**Enunciado da tarefa:**
Reproduza na íntegra o texto sobre a novela “A Nobreza do Amor”, sem mudar nada.

**Trecho do documento:**
Olá, internautas
“A Nobreza do Amor” é a nova aposta da TV Globo. A nova
novela das seis, criada e escrita por Duca Rachid, Júlio Fischer e Elisio Lopes
Júnior, com direção artística de Gustavo Fernandez e direção geral de Pedro
Peregrino, apresentou um caminho interessante nos primeiros capítulos.
A emissora platinada aprofunda, ainda mais, a questão da
diversidade em suas produções. Durante décadas, a teledramaturgia reservava espaço
aos atores negros em novelas de época para retratar a escravidão. Em “A Nobreza
do Amor”, há um avanço nítido. O elenco afrodescendente retrata reis e rainhas
da África. É uma tentativa de ampliar o imaginário popular sobre a questão
étnica. Sem o ar de discurso de militância. O autor Tiago Santiago já pincelava sobre isso há mais de 20 anos com o
lançamento de A Escrava Isaura na Record.

**Registros fornecidos:**
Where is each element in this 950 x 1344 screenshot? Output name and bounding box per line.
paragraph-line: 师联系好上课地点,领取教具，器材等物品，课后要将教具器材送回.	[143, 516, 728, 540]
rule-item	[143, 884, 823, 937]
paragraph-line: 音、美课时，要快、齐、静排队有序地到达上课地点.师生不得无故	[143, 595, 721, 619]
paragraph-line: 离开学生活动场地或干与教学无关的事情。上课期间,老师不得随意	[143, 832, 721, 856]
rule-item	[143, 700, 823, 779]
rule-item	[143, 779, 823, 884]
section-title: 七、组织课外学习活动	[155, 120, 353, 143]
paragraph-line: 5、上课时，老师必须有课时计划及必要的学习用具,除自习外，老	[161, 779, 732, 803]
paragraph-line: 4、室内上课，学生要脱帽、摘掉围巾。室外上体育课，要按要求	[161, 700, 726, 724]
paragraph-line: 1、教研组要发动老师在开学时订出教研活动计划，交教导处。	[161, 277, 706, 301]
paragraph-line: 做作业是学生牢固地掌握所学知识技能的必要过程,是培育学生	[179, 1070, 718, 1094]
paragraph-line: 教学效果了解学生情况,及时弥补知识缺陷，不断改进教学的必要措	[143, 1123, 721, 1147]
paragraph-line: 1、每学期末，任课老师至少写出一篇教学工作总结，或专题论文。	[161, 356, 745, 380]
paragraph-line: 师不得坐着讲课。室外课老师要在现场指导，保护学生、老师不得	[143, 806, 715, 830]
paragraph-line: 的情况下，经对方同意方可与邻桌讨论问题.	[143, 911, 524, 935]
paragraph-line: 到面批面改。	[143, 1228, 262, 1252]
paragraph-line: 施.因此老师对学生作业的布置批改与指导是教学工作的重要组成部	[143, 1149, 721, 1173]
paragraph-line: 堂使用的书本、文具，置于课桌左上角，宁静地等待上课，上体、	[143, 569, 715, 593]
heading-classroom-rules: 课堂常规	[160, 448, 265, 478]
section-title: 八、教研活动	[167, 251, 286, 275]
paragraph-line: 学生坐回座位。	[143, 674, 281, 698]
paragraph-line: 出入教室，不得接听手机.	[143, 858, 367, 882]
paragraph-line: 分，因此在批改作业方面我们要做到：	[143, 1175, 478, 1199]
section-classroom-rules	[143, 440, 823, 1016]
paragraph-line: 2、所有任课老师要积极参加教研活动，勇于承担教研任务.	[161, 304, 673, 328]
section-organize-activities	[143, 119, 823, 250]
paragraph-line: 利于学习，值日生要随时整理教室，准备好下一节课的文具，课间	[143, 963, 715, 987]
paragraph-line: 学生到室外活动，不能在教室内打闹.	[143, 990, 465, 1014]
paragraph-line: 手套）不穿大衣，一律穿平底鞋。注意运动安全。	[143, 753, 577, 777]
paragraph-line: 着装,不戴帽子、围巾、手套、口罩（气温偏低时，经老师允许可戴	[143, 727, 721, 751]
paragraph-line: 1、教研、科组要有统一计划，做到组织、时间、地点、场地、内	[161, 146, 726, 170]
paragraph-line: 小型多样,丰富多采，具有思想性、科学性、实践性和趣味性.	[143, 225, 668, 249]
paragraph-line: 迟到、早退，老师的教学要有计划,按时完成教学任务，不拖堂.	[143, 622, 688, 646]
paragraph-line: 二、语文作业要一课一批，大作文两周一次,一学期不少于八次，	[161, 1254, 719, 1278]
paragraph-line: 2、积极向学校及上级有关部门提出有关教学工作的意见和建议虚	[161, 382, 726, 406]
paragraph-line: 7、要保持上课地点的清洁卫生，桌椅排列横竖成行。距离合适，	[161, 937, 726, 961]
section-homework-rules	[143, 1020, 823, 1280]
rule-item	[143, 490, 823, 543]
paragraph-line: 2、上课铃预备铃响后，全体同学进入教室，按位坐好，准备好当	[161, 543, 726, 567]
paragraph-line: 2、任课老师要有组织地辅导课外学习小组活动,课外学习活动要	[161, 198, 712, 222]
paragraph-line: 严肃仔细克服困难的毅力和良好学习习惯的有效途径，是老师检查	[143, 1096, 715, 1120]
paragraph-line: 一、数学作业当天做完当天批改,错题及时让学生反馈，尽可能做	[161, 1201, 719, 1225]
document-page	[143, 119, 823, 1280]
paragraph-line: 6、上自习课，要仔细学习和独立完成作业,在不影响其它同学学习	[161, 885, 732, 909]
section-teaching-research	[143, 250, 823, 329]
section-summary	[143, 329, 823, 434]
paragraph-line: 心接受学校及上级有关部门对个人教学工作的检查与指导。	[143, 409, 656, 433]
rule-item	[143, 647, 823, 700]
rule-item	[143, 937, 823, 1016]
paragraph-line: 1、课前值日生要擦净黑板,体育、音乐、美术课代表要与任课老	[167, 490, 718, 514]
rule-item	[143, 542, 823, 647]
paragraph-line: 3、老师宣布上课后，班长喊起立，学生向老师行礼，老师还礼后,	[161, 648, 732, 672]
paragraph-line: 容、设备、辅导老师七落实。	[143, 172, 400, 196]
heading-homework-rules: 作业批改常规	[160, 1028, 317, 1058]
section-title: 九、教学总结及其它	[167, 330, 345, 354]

**Resposta final:**
Olá, internautas
“A Nobreza do Amor” é a nova aposta da TV Globo. A nova
novela das seis, criada e escrita por Duca Rachid, Júlio Fischer e Elisio Lopes
Júnior, com direção artística de Gustavo Fernandez e direção geral de Pedro
Peregrino, apresentou um caminho interessante nos primeiros capítulos.
A emissora platinada aprofunda, ainda mais, a questão da
diversidade em suas produções. Durante décadas, a teledramaturgia reservava espaço
aos atores negros em novelas de época para retratar a escravidão. Em “A Nobreza
do Amor”, há um avanço nítido. O elenco afrodescendente retrata reis e rainhas
da África. É uma tentativa de ampliar o imaginário popular sobre a questão
étnica. Sem o ar de discurso de militância. O autor Tiago Santiago já pincelava sobre isso há mais de 20 anos com o
lançamento de A Escrava Isaura na Record.